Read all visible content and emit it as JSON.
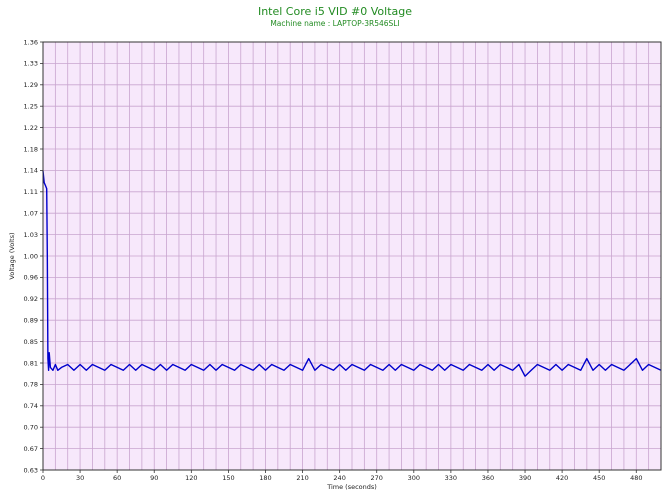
{
  "chart_data": {
    "type": "line",
    "title": "Intel Core i5 VID #0 Voltage",
    "subtitle": "Machine name : LAPTOP-3R546SLI",
    "xlabel": "Time (seconds)",
    "ylabel": "Voltage (Volts)",
    "xlim": [
      0,
      500
    ],
    "ylim": [
      0.63,
      1.36
    ],
    "x_ticks": [
      0,
      30,
      60,
      90,
      120,
      150,
      180,
      210,
      240,
      270,
      300,
      330,
      360,
      390,
      420,
      450,
      480
    ],
    "y_ticks": [
      "0.63",
      "0.67",
      "0.70",
      "0.74",
      "0.78",
      "0.81",
      "0.85",
      "0.89",
      "0.92",
      "0.96",
      "1.00",
      "1.03",
      "1.07",
      "1.11",
      "1.14",
      "1.18",
      "1.22",
      "1.25",
      "1.29",
      "1.33",
      "1.36"
    ],
    "grid": true,
    "series": [
      {
        "x": [
          0,
          1,
          2,
          3,
          3.5,
          4,
          4.5,
          5,
          6,
          8,
          10,
          12,
          15,
          20,
          25,
          30,
          35,
          40,
          45,
          50,
          55,
          60,
          65,
          70,
          75,
          80,
          85,
          90,
          95,
          100,
          105,
          110,
          115,
          120,
          125,
          130,
          135,
          140,
          145,
          150,
          155,
          160,
          165,
          170,
          175,
          180,
          185,
          190,
          195,
          200,
          205,
          210,
          215,
          220,
          225,
          230,
          235,
          240,
          245,
          250,
          255,
          260,
          265,
          270,
          275,
          280,
          285,
          290,
          295,
          300,
          305,
          310,
          315,
          320,
          325,
          330,
          335,
          340,
          345,
          350,
          355,
          360,
          365,
          370,
          375,
          380,
          385,
          390,
          395,
          400,
          405,
          410,
          415,
          420,
          425,
          430,
          435,
          440,
          445,
          450,
          455,
          460,
          465,
          470,
          475,
          480,
          485,
          490,
          495,
          500
        ],
        "values": [
          1.14,
          1.12,
          1.115,
          1.11,
          1.0,
          0.82,
          0.8,
          0.83,
          0.805,
          0.8,
          0.81,
          0.8,
          0.805,
          0.81,
          0.8,
          0.81,
          0.8,
          0.81,
          0.805,
          0.8,
          0.81,
          0.805,
          0.8,
          0.81,
          0.8,
          0.81,
          0.805,
          0.8,
          0.81,
          0.8,
          0.81,
          0.805,
          0.8,
          0.81,
          0.805,
          0.8,
          0.81,
          0.8,
          0.81,
          0.805,
          0.8,
          0.81,
          0.805,
          0.8,
          0.81,
          0.8,
          0.81,
          0.805,
          0.8,
          0.81,
          0.805,
          0.8,
          0.82,
          0.8,
          0.81,
          0.805,
          0.8,
          0.81,
          0.8,
          0.81,
          0.805,
          0.8,
          0.81,
          0.805,
          0.8,
          0.81,
          0.8,
          0.81,
          0.805,
          0.8,
          0.81,
          0.805,
          0.8,
          0.81,
          0.8,
          0.81,
          0.805,
          0.8,
          0.81,
          0.805,
          0.8,
          0.81,
          0.8,
          0.81,
          0.805,
          0.8,
          0.81,
          0.79,
          0.8,
          0.81,
          0.805,
          0.8,
          0.81,
          0.8,
          0.81,
          0.805,
          0.8,
          0.82,
          0.8,
          0.81,
          0.8,
          0.81,
          0.805,
          0.8,
          0.81,
          0.82,
          0.8,
          0.81,
          0.805,
          0.8
        ]
      }
    ],
    "colors": {
      "line": "#0000cc",
      "plot_bg": "#f7e8fb",
      "grid": "#c9a5cf",
      "title": "#228b22",
      "axis": "#333333"
    }
  }
}
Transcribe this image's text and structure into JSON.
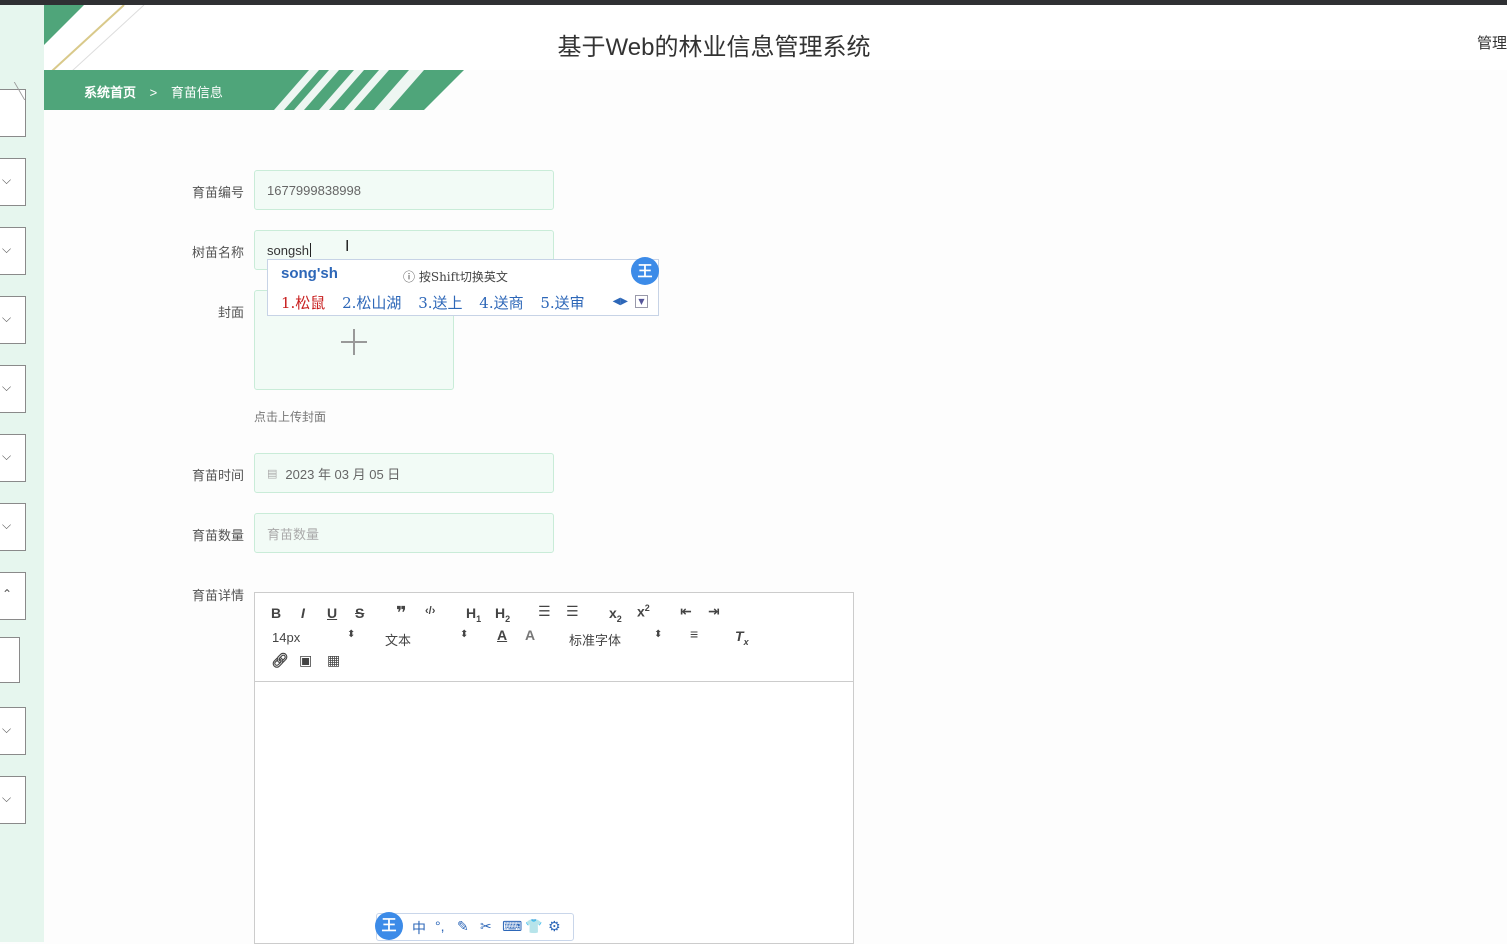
{
  "header": {
    "title": "基于Web的林业信息管理系统",
    "admin_label": "管理"
  },
  "breadcrumb": {
    "home": "系统首页",
    "separator": ">",
    "current": "育苗信息"
  },
  "form": {
    "seedling_id": {
      "label": "育苗编号",
      "value": "1677999838998"
    },
    "tree_name": {
      "label": "树苗名称",
      "value": "songsh"
    },
    "cover": {
      "label": "封面",
      "hint": "点击上传封面"
    },
    "date": {
      "label": "育苗时间",
      "value": "2023 年 03 月 05 日"
    },
    "quantity": {
      "label": "育苗数量",
      "placeholder": "育苗数量"
    },
    "details": {
      "label": "育苗详情"
    }
  },
  "editor": {
    "font_size": "14px",
    "header_select": "文本",
    "font_family": "标准字体"
  },
  "ime_popup": {
    "composition": "song'sh",
    "hint": "按Shift切换英文",
    "logo": "王",
    "candidates": [
      "1.松鼠",
      "2.松山湖",
      "3.送上",
      "4.送商",
      "5.送审"
    ]
  },
  "ime_bar": {
    "logo": "王",
    "items": [
      "中",
      "°,",
      "✎",
      "✂",
      "⌨",
      "👕",
      "⚙"
    ]
  },
  "colors": {
    "accent": "#4fa57a",
    "field_bg": "#f2fbf6",
    "ime_blue": "#2d67b8"
  }
}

──────────

> _WRITTEN REQUEST_
Write out all the records again, exactly, minus any pictures.

> _FULL SOLUTION_
Read all visible content and emit it as JSON.
{
  "chart_data": {
    "type": "line",
    "title": "Intel Core i5 VID #0 Voltage",
    "subtitle": "Machine name : LAPTOP-3R546SLI",
    "xlabel": "Time (seconds)",
    "ylabel": "Voltage (Volts)",
    "xlim": [
      0,
      500
    ],
    "ylim": [
      0.63,
      1.36
    ],
    "x_ticks": [
      0,
      30,
      60,
      90,
      120,
      150,
      180,
      210,
      240,
      270,
      300,
      330,
      360,
      390,
      420,
      450,
      480
    ],
    "y_ticks": [
      "0.63",
      "0.67",
      "0.70",
      "0.74",
      "0.78",
      "0.81",
      "0.85",
      "0.89",
      "0.92",
      "0.96",
      "1.00",
      "1.03",
      "1.07",
      "1.11",
      "1.14",
      "1.18",
      "1.22",
      "1.25",
      "1.29",
      "1.33",
      "1.36"
    ],
    "grid": true,
    "series": [
      {
        "x": [
          0,
          1,
          2,
          3,
          3.5,
          4,
          4.5,
          5,
          6,
          8,
          10,
          12,
          15,
          20,
          25,
          30,
          35,
          40,
          45,
          50,
          55,
          60,
          65,
          70,
          75,
          80,
          85,
          90,
          95,
          100,
          105,
          110,
          115,
          120,
          125,
          130,
          135,
          140,
          145,
          150,
          155,
          160,
          165,
          170,
          175,
          180,
          185,
          190,
          195,
          200,
          205,
          210,
          215,
          220,
          225,
          230,
          235,
          240,
          245,
          250,
          255,
          260,
          265,
          270,
          275,
          280,
          285,
          290,
          295,
          300,
          305,
          310,
          315,
          320,
          325,
          330,
          335,
          340,
          345,
          350,
          355,
          360,
          365,
          370,
          375,
          380,
          385,
          390,
          395,
          400,
          405,
          410,
          415,
          420,
          425,
          430,
          435,
          440,
          445,
          450,
          455,
          460,
          465,
          470,
          475,
          480,
          485,
          490,
          495,
          500
        ],
        "values": [
          1.14,
          1.12,
          1.115,
          1.11,
          1.0,
          0.82,
          0.8,
          0.83,
          0.805,
          0.8,
          0.81,
          0.8,
          0.805,
          0.81,
          0.8,
          0.81,
          0.8,
          0.81,
          0.805,
          0.8,
          0.81,
          0.805,
          0.8,
          0.81,
          0.8,
          0.81,
          0.805,
          0.8,
          0.81,
          0.8,
          0.81,
          0.805,
          0.8,
          0.81,
          0.805,
          0.8,
          0.81,
          0.8,
          0.81,
          0.805,
          0.8,
          0.81,
          0.805,
          0.8,
          0.81,
          0.8,
          0.81,
          0.805,
          0.8,
          0.81,
          0.805,
          0.8,
          0.82,
          0.8,
          0.81,
          0.805,
          0.8,
          0.81,
          0.8,
          0.81,
          0.805,
          0.8,
          0.81,
          0.805,
          0.8,
          0.81,
          0.8,
          0.81,
          0.805,
          0.8,
          0.81,
          0.805,
          0.8,
          0.81,
          0.8,
          0.81,
          0.805,
          0.8,
          0.81,
          0.805,
          0.8,
          0.81,
          0.8,
          0.81,
          0.805,
          0.8,
          0.81,
          0.79,
          0.8,
          0.81,
          0.805,
          0.8,
          0.81,
          0.8,
          0.81,
          0.805,
          0.8,
          0.82,
          0.8,
          0.81,
          0.8,
          0.81,
          0.805,
          0.8,
          0.81,
          0.82,
          0.8,
          0.81,
          0.805,
          0.8
        ]
      }
    ],
    "colors": {
      "line": "#0000cc",
      "plot_bg": "#f7e8fb",
      "grid": "#c9a5cf",
      "title": "#228b22",
      "axis": "#333333"
    }
  }
}
Transcribe this image's text and structure into JSON.
{
  "header": {
    "title": "基于Web的林业信息管理系统",
    "admin_label": "管理"
  },
  "breadcrumb": {
    "home": "系统首页",
    "separator": ">",
    "current": "育苗信息"
  },
  "form": {
    "seedling_id": {
      "label": "育苗编号",
      "value": "1677999838998"
    },
    "tree_name": {
      "label": "树苗名称",
      "value": "songsh"
    },
    "cover": {
      "label": "封面",
      "hint": "点击上传封面"
    },
    "date": {
      "label": "育苗时间",
      "value": "2023 年 03 月 05 日"
    },
    "quantity": {
      "label": "育苗数量",
      "placeholder": "育苗数量"
    },
    "details": {
      "label": "育苗详情"
    }
  },
  "editor": {
    "font_size": "14px",
    "header_select": "文本",
    "font_family": "标准字体"
  },
  "ime_popup": {
    "composition": "song'sh",
    "hint": "按Shift切换英文",
    "logo": "王",
    "candidates": [
      "1.松鼠",
      "2.松山湖",
      "3.送上",
      "4.送商",
      "5.送审"
    ]
  },
  "ime_bar": {
    "logo": "王",
    "items": [
      "中",
      "°,",
      "✎",
      "✂",
      "⌨",
      "👕",
      "⚙"
    ]
  },
  "colors": {
    "accent": "#4fa57a",
    "field_bg": "#f2fbf6",
    "ime_blue": "#2d67b8"
  }
}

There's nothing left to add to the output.